(Extracted data entries)
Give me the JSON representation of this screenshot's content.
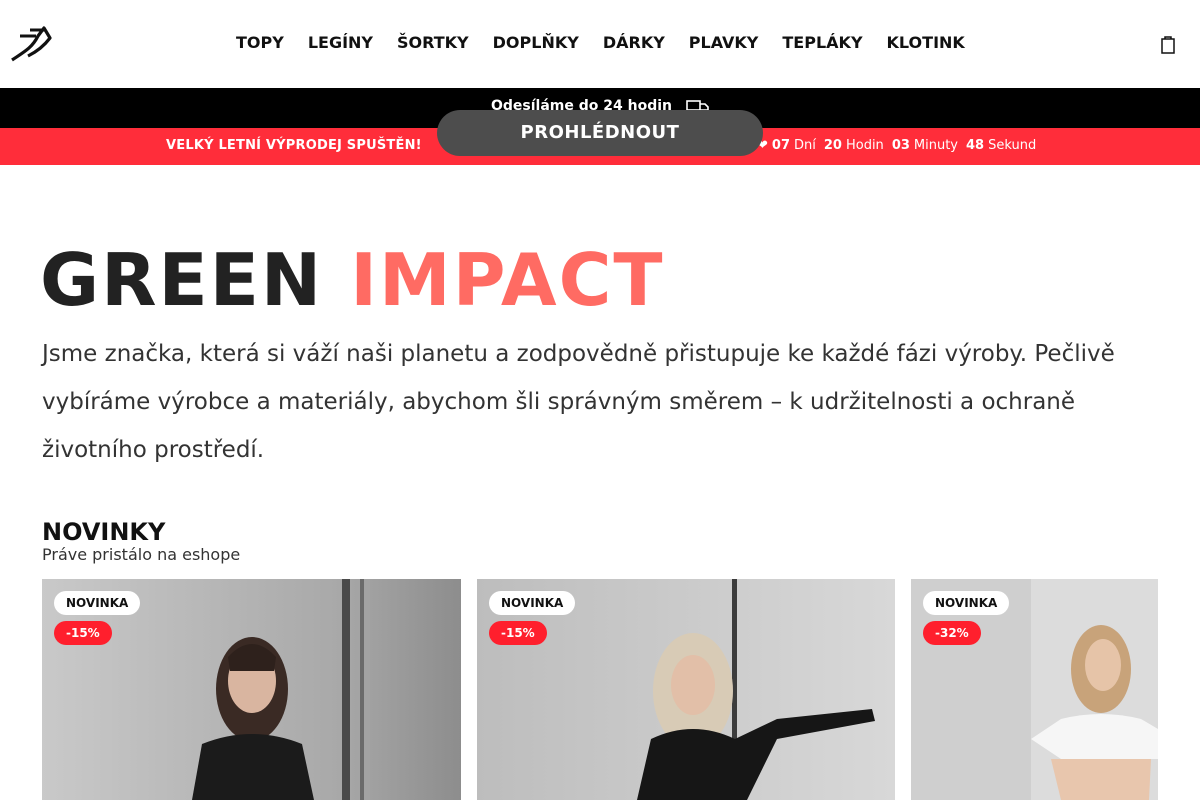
{
  "header": {
    "nav": [
      "TOPY",
      "LEGÍNY",
      "ŠORTKY",
      "DOPLŇKY",
      "DÁRKY",
      "PLAVKY",
      "TEPLÁKY",
      "KLOTINK"
    ],
    "cart_icon": "cart-icon",
    "logo_icon": "brand-logo"
  },
  "shipping_bar": {
    "text": "Odesíláme do 24 hodin",
    "icon": "truck-icon"
  },
  "sale_bar": {
    "left_text": "VELKÝ LETNÍ VÝPRODEJ SPUŠTĚN!",
    "heart": "❤",
    "days": "07",
    "days_label": "Dní",
    "hours": "20",
    "hours_label": "Hodin",
    "minutes": "03",
    "minutes_label": "Minuty",
    "seconds": "48",
    "seconds_label": "Sekund"
  },
  "cta": {
    "label": "PROHLÉDNOUT"
  },
  "hero": {
    "title_part1": "GREEN",
    "title_part2": "IMPACT",
    "text": "Jsme značka, která si váží naši planetu a zodpovědně přistupuje ke každé fázi výroby. Pečlivě vybíráme výrobce a materiály, abychom šli správným směrem – k udržitelnosti a ochraně životního prostředí."
  },
  "new_section": {
    "title": "NOVINKY",
    "subtitle": "Práve pristálo na eshope",
    "products": [
      {
        "badge_new": "NOVINKA ",
        "badge_sale": "-15%"
      },
      {
        "badge_new": "NOVINKA ",
        "badge_sale": "-15%"
      },
      {
        "badge_new": "NOVINKA ",
        "badge_sale": "-32%"
      }
    ]
  },
  "colors": {
    "accent": "#ff6b63",
    "sale_red": "#ff2d3a",
    "badge_red": "#ff1f2d",
    "black_bar": "#000000"
  }
}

◆ Exercise requirements:
Repeat the material verbatim. Do not carry over any picture.

◆ Final result:
Give me the JSON representation of this screenshot's content.
{
  "header": {
    "nav": [
      "TOPY",
      "LEGÍNY",
      "ŠORTKY",
      "DOPLŇKY",
      "DÁRKY",
      "PLAVKY",
      "TEPLÁKY",
      "KLOTINK"
    ],
    "cart_icon": "cart-icon",
    "logo_icon": "brand-logo"
  },
  "shipping_bar": {
    "text": "Odesíláme do 24 hodin",
    "icon": "truck-icon"
  },
  "sale_bar": {
    "left_text": "VELKÝ LETNÍ VÝPRODEJ SPUŠTĚN!",
    "heart": "❤",
    "days": "07",
    "days_label": "Dní",
    "hours": "20",
    "hours_label": "Hodin",
    "minutes": "03",
    "minutes_label": "Minuty",
    "seconds": "48",
    "seconds_label": "Sekund"
  },
  "cta": {
    "label": "PROHLÉDNOUT"
  },
  "hero": {
    "title_part1": "GREEN",
    "title_part2": "IMPACT",
    "text": "Jsme značka, která si váží naši planetu a zodpovědně přistupuje ke každé fázi výroby. Pečlivě vybíráme výrobce a materiály, abychom šli správným směrem – k udržitelnosti a ochraně životního prostředí."
  },
  "new_section": {
    "title": "NOVINKY",
    "subtitle": "Práve pristálo na eshope",
    "products": [
      {
        "badge_new": "NOVINKA ",
        "badge_sale": "-15%"
      },
      {
        "badge_new": "NOVINKA ",
        "badge_sale": "-15%"
      },
      {
        "badge_new": "NOVINKA ",
        "badge_sale": "-32%"
      }
    ]
  },
  "colors": {
    "accent": "#ff6b63",
    "sale_red": "#ff2d3a",
    "badge_red": "#ff1f2d",
    "black_bar": "#000000"
  }
}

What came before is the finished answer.